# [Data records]
────

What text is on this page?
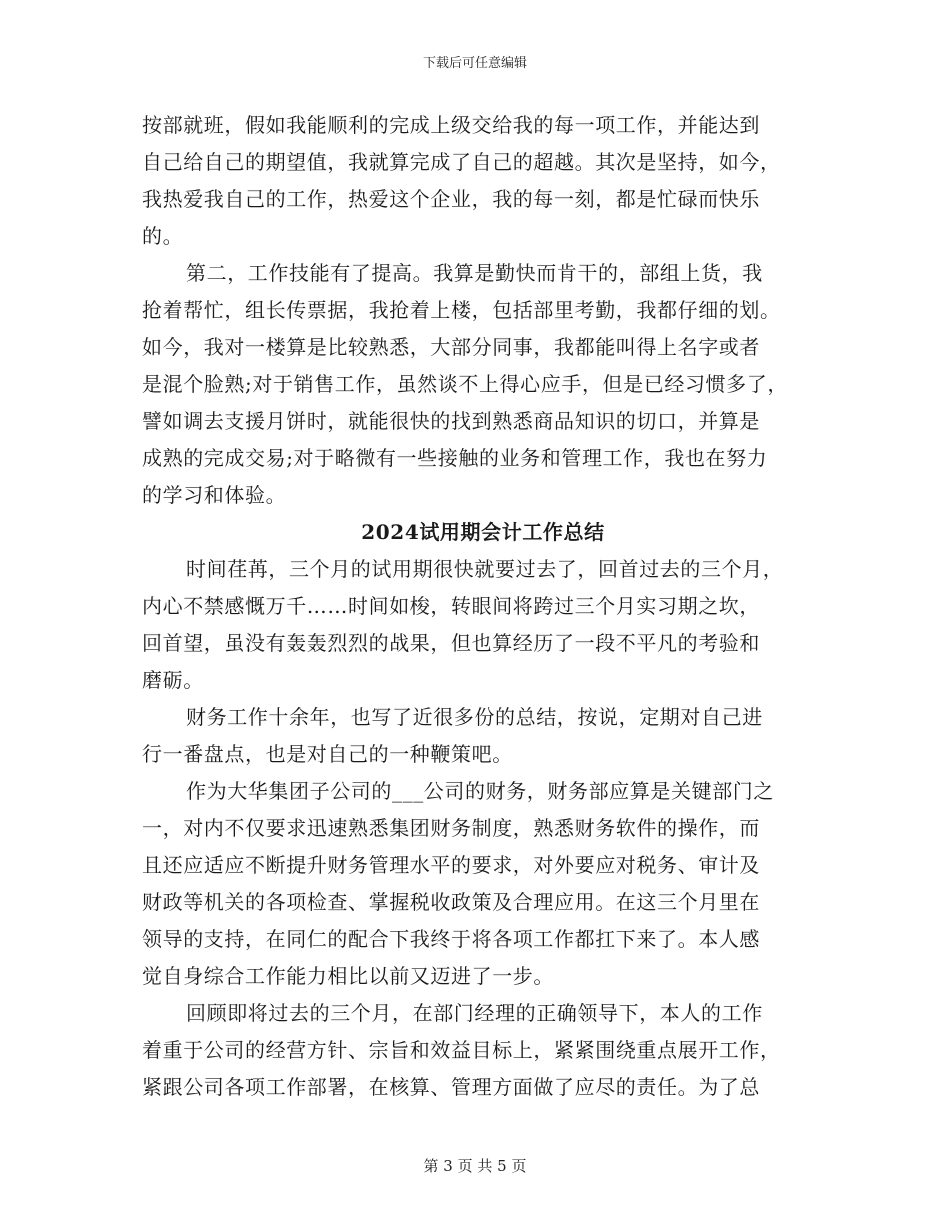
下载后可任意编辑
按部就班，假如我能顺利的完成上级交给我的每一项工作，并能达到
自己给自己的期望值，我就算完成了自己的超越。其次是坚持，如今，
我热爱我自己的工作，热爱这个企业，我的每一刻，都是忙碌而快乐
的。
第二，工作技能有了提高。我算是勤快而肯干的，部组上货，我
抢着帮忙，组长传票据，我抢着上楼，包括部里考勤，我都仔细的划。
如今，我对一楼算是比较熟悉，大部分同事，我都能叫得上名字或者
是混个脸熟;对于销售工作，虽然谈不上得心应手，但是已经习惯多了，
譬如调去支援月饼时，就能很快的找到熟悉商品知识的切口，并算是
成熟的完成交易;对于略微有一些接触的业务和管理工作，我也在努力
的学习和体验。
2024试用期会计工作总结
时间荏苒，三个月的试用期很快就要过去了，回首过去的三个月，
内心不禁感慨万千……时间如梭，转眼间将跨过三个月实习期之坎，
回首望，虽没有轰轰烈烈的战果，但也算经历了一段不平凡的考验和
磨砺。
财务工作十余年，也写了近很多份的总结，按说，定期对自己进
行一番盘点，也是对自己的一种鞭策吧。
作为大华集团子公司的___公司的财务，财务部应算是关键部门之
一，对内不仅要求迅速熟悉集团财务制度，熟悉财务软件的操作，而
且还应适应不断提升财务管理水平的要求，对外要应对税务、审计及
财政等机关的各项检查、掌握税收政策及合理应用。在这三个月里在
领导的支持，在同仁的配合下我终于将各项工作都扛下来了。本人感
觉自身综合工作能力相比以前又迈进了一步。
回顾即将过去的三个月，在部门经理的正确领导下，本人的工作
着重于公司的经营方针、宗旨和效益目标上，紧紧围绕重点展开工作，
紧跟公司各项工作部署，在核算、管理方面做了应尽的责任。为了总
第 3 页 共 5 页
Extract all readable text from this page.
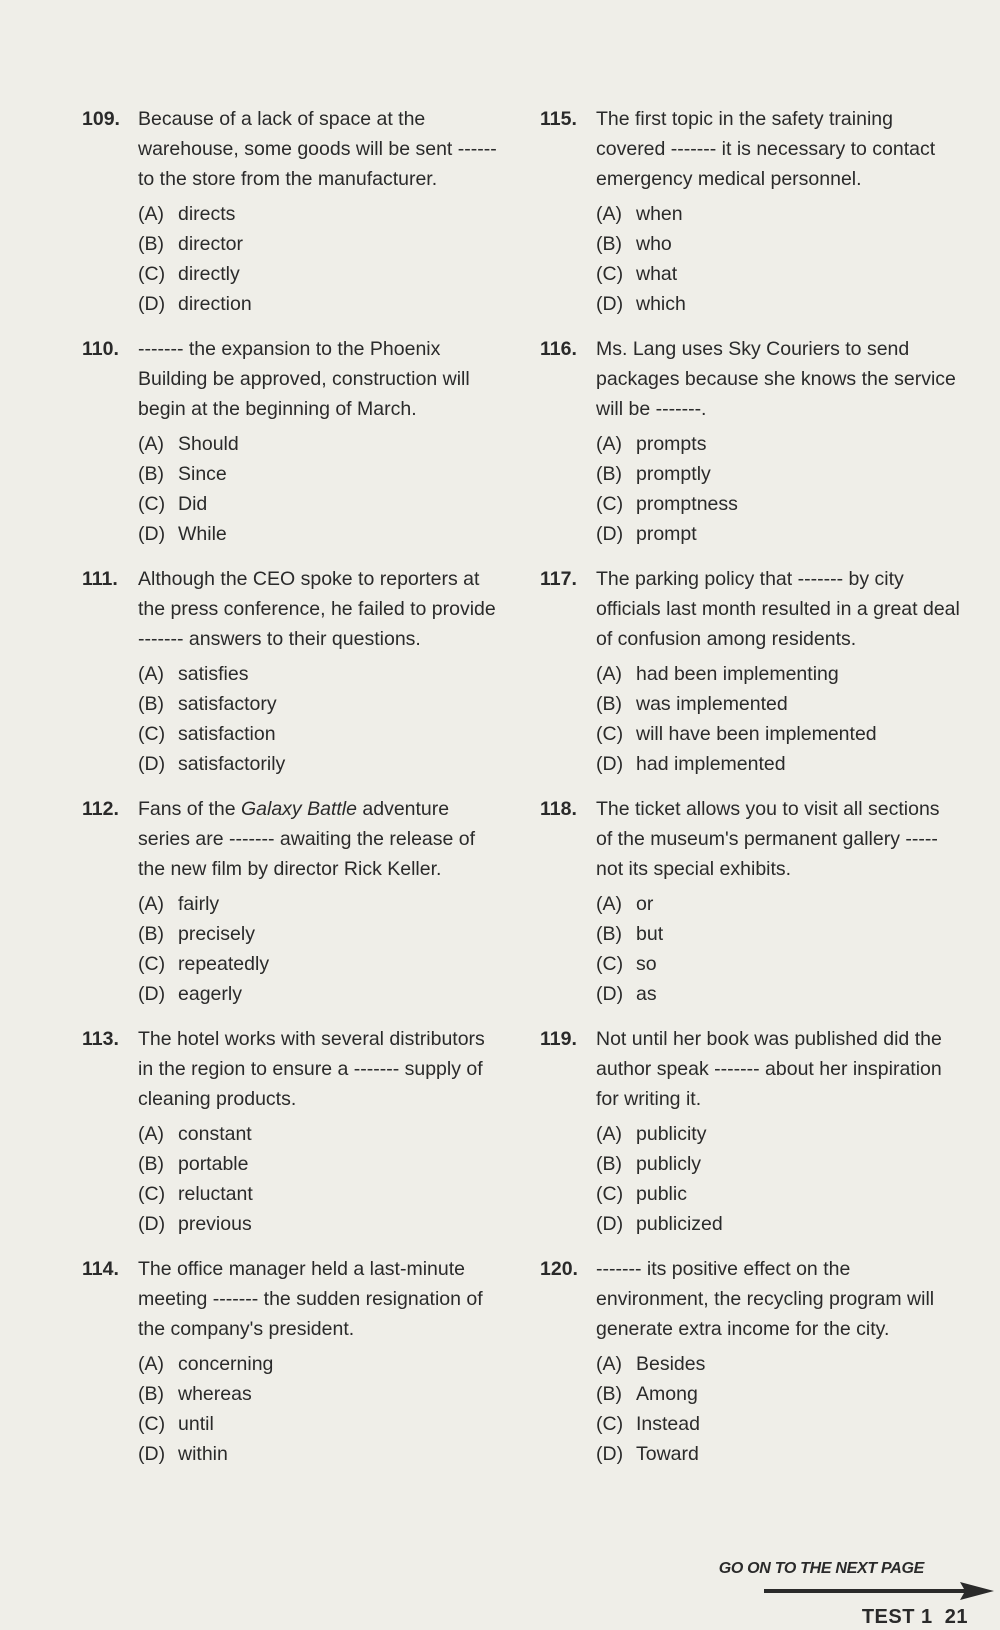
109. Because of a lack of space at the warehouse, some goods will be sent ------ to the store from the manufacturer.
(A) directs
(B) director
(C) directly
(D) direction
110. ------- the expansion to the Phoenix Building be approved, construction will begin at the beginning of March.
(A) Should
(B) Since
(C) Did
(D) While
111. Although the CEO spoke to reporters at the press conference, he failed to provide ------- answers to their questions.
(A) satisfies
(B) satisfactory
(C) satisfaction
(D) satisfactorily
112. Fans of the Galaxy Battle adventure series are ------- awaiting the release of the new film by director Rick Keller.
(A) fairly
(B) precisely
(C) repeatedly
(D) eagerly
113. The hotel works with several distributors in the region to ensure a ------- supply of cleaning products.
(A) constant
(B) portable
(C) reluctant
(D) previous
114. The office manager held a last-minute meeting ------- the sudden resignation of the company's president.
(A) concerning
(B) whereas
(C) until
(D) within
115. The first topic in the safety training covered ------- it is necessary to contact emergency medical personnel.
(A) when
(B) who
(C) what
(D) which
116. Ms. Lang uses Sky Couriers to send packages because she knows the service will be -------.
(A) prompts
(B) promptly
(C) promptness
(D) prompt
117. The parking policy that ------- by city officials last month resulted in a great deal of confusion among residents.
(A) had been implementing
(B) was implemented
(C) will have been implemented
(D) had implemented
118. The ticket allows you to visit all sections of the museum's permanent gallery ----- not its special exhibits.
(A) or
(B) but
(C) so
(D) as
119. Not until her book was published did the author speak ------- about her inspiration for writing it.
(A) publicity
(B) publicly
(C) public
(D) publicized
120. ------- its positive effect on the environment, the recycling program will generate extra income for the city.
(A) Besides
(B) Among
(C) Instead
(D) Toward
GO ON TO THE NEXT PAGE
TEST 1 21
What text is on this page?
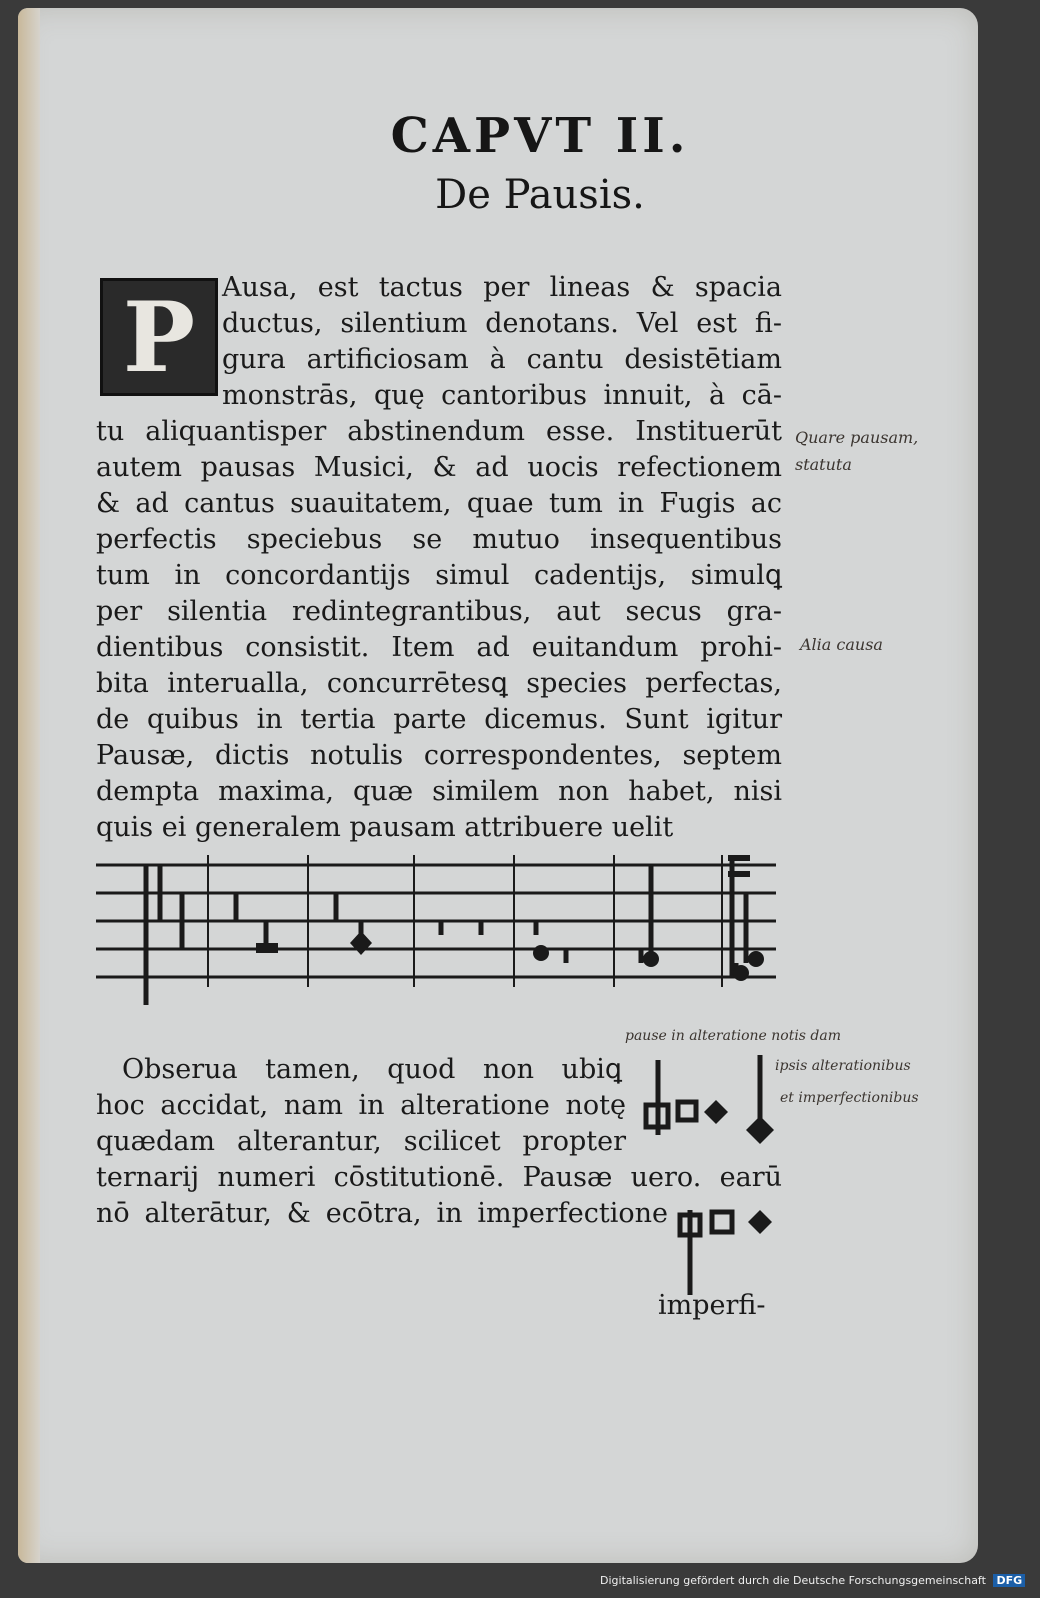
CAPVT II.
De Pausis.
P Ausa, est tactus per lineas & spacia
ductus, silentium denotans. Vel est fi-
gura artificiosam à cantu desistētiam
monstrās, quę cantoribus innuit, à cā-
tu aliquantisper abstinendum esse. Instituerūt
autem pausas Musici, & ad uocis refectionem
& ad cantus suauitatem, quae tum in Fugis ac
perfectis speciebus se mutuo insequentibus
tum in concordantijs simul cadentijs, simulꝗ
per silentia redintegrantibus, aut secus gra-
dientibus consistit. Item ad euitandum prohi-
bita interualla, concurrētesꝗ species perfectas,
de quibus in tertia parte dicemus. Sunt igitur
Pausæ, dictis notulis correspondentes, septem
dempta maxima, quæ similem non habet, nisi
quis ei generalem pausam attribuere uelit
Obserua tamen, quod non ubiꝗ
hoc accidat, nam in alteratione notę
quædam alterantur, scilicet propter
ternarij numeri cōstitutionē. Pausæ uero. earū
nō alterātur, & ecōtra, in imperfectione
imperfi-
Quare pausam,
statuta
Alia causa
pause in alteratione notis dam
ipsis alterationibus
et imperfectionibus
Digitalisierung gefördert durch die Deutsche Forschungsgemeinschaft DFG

────

Write out every line from the entries where "last" appears.

# [Expected output]
114. The office manager held a last-minute meeting ------- the sudden resignation of the company's president.
117. The parking policy that ------- by city officials last month resulted in a great deal of confusion among residents.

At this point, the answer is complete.